Work to be completed:
What follows are records. Restate all of them word for word.

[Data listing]
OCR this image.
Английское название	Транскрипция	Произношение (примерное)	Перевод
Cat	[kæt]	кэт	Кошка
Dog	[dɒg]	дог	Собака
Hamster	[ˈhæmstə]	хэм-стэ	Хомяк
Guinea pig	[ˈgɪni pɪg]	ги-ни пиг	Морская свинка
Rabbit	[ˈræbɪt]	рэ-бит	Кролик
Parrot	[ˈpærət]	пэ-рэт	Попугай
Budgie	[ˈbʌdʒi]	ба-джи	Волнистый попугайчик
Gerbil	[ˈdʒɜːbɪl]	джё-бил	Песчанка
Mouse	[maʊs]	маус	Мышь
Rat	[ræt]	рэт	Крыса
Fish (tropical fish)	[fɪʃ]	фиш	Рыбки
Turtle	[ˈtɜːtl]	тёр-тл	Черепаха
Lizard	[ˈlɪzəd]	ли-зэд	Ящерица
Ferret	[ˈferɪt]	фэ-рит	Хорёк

Answer:
OCR this image.
Английское название	Транскрипция	Произношение (примерное)	Перевод
Cat	[kæt]	кэт	Кошка
Dog	[dɒg]	дог	Собака
Hamster	[ˈhæmstə]	хэм-стэ	Хомяк
Guinea pig	[ˈgɪni pɪg]	ги-ни пиг	Морская свинка
Rabbit	[ˈræbɪt]	рэ-бит	Кролик
Parrot	[ˈpærət]	пэ-рэт	Попугай
Budgie	[ˈbʌdʒi]	ба-джи	Волнистый попугайчик
Gerbil	[ˈdʒɜːbɪl]	джё-бил	Песчанка
Mouse	[maʊs]	маус	Мышь
Rat	[ræt]	рэт	Крыса
Fish (tropical fish)	[fɪʃ]	фиш	Рыбки
Turtle	[ˈtɜːtl]	тёр-тл	Черепаха
Lizard	[ˈlɪzəd]	ли-зэд	Ящерица
Ferret	[ˈferɪt]	фэ-рит	Хорёк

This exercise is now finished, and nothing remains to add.